■ Set problem: Rewrite the items below with every instance of "candle-body" replaced by "candlestick-body", keeping all other text unchanged.

Source records

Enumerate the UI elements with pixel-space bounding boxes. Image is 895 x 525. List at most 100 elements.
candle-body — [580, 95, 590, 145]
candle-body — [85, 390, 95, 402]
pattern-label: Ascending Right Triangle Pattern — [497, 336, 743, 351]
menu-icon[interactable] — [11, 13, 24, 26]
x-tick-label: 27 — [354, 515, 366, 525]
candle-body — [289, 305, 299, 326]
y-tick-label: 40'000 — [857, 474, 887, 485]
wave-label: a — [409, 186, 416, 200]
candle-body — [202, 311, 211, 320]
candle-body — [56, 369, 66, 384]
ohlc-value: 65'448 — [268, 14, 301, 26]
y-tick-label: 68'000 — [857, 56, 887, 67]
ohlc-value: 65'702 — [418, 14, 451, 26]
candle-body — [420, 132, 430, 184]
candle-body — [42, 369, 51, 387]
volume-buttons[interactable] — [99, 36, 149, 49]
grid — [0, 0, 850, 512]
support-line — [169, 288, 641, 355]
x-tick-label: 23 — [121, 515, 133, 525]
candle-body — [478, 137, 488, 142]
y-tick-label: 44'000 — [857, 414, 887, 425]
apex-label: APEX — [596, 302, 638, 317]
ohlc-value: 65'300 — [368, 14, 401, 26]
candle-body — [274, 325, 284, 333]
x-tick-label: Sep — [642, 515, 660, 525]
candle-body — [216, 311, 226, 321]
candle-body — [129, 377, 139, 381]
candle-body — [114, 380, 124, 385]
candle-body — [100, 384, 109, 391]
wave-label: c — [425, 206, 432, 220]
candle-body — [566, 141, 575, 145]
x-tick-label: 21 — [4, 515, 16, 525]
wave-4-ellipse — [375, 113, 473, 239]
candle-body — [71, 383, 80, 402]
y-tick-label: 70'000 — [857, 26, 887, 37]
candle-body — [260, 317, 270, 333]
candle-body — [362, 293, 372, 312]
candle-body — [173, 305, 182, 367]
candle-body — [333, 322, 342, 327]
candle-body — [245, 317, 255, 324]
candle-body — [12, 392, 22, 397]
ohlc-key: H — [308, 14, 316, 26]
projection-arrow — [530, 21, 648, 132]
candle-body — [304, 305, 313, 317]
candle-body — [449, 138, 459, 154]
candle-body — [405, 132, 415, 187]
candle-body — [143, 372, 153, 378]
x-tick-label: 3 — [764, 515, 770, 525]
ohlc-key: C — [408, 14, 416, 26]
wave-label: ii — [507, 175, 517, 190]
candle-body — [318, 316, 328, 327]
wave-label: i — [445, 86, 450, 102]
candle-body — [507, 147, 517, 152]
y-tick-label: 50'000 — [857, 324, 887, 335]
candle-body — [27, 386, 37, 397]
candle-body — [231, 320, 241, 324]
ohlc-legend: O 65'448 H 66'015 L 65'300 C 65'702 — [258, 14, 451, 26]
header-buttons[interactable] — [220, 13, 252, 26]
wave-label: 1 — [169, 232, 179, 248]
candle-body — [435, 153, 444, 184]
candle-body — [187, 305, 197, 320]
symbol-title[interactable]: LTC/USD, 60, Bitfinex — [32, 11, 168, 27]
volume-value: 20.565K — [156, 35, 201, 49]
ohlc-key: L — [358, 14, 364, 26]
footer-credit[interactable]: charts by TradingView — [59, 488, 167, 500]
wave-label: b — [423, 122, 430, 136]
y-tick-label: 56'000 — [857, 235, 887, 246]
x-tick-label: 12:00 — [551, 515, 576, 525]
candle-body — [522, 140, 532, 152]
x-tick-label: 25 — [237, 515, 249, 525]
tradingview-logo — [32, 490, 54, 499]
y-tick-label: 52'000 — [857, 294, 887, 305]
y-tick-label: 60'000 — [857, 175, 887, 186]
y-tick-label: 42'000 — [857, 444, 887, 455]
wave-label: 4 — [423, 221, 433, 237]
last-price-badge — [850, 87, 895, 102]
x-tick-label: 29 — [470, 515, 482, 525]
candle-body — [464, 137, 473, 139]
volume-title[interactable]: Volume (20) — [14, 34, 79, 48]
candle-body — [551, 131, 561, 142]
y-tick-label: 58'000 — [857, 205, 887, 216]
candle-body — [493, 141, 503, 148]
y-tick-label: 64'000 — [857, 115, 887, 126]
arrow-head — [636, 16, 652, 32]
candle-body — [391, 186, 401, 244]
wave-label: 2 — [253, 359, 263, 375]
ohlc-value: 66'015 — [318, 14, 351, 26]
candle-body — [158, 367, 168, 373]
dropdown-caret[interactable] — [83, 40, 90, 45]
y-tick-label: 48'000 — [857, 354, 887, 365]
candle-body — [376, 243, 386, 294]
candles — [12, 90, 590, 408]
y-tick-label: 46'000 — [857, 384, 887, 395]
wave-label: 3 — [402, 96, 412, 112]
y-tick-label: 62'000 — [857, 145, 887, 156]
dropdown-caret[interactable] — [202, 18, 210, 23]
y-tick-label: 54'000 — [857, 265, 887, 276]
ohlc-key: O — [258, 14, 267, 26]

■ Finished answer:
Enumerate the UI elements with pixel-space bounding boxes. Image is 895 x 525. List at most 100 elements.
candlestick-body — [580, 95, 590, 145]
candlestick-body — [85, 390, 95, 402]
pattern-label: Ascending Right Triangle Pattern — [497, 336, 743, 351]
menu-icon[interactable] — [11, 13, 24, 26]
x-tick-label: 27 — [354, 515, 366, 525]
candlestick-body — [289, 305, 299, 326]
y-tick-label: 40'000 — [857, 474, 887, 485]
wave-label: a — [409, 186, 416, 200]
candlestick-body — [202, 311, 211, 320]
candlestick-body — [56, 369, 66, 384]
ohlc-value: 65'448 — [268, 14, 301, 26]
y-tick-label: 68'000 — [857, 56, 887, 67]
ohlc-value: 65'702 — [418, 14, 451, 26]
candlestick-body — [420, 132, 430, 184]
candlestick-body — [42, 369, 51, 387]
volume-buttons[interactable] — [99, 36, 149, 49]
grid — [0, 0, 850, 512]
support-line — [169, 288, 641, 355]
x-tick-label: 23 — [121, 515, 133, 525]
candlestick-body — [478, 137, 488, 142]
y-tick-label: 44'000 — [857, 414, 887, 425]
apex-label: APEX — [596, 302, 638, 317]
ohlc-value: 65'300 — [368, 14, 401, 26]
candlestick-body — [274, 325, 284, 333]
x-tick-label: Sep — [642, 515, 660, 525]
candlestick-body — [216, 311, 226, 321]
candlestick-body — [129, 377, 139, 381]
candlestick-body — [114, 380, 124, 385]
candlestick-body — [100, 384, 109, 391]
wave-label: c — [425, 206, 432, 220]
candlestick-body — [566, 141, 575, 145]
x-tick-label: 21 — [4, 515, 16, 525]
wave-4-ellipse — [375, 113, 473, 239]
candlestick-body — [71, 383, 80, 402]
y-tick-label: 70'000 — [857, 26, 887, 37]
candlestick-body — [260, 317, 270, 333]
candlestick-body — [362, 293, 372, 312]
candlestick-body — [173, 305, 182, 367]
candlestick-body — [333, 322, 342, 327]
candlestick-body — [245, 317, 255, 324]
candlestick-body — [12, 392, 22, 397]
ohlc-key: H — [308, 14, 316, 26]
projection-arrow — [530, 21, 648, 132]
candlestick-body — [304, 305, 313, 317]
candlestick-body — [449, 138, 459, 154]
candlestick-body — [405, 132, 415, 187]
candlestick-body — [143, 372, 153, 378]
x-tick-label: 3 — [764, 515, 770, 525]
ohlc-key: C — [408, 14, 416, 26]
wave-label: ii — [507, 175, 517, 190]
candlestick-body — [318, 316, 328, 327]
wave-label: i — [445, 86, 450, 102]
candlestick-body — [507, 147, 517, 152]
y-tick-label: 50'000 — [857, 324, 887, 335]
candlestick-body — [27, 386, 37, 397]
candlestick-body — [231, 320, 241, 324]
ohlc-legend: O 65'448 H 66'015 L 65'300 C 65'702 — [258, 14, 451, 26]
header-buttons[interactable] — [220, 13, 252, 26]
wave-label: 1 — [169, 232, 179, 248]
candlestick-body — [435, 153, 444, 184]
candlestick-body — [187, 305, 197, 320]
symbol-title[interactable]: LTC/USD, 60, Bitfinex — [32, 11, 168, 27]
volume-value: 20.565K — [156, 35, 201, 49]
ohlc-key: L — [358, 14, 364, 26]
footer-credit[interactable]: charts by TradingView — [59, 488, 167, 500]
wave-label: b — [423, 122, 430, 136]
y-tick-label: 56'000 — [857, 235, 887, 246]
x-tick-label: 12:00 — [551, 515, 576, 525]
candlestick-body — [522, 140, 532, 152]
x-tick-label: 25 — [237, 515, 249, 525]
tradingview-logo — [32, 490, 54, 499]
y-tick-label: 52'000 — [857, 294, 887, 305]
y-tick-label: 60'000 — [857, 175, 887, 186]
y-tick-label: 42'000 — [857, 444, 887, 455]
wave-label: 4 — [423, 221, 433, 237]
last-price-badge — [850, 87, 895, 102]
x-tick-label: 29 — [470, 515, 482, 525]
candlestick-body — [464, 137, 473, 139]
volume-title[interactable]: Volume (20) — [14, 34, 79, 48]
candlestick-body — [551, 131, 561, 142]
y-tick-label: 58'000 — [857, 205, 887, 216]
candlestick-body — [493, 141, 503, 148]
y-tick-label: 64'000 — [857, 115, 887, 126]
arrow-head — [636, 16, 652, 32]
candlestick-body — [391, 186, 401, 244]
wave-label: 2 — [253, 359, 263, 375]
ohlc-value: 66'015 — [318, 14, 351, 26]
candlestick-body — [158, 367, 168, 373]
dropdown-caret[interactable] — [83, 40, 90, 45]
y-tick-label: 48'000 — [857, 354, 887, 365]
candlestick-body — [376, 243, 386, 294]
candles — [12, 90, 590, 408]
y-tick-label: 46'000 — [857, 384, 887, 395]
wave-label: 3 — [402, 96, 412, 112]
y-tick-label: 62'000 — [857, 145, 887, 156]
dropdown-caret[interactable] — [202, 18, 210, 23]
y-tick-label: 54'000 — [857, 265, 887, 276]
ohlc-key: O — [258, 14, 267, 26]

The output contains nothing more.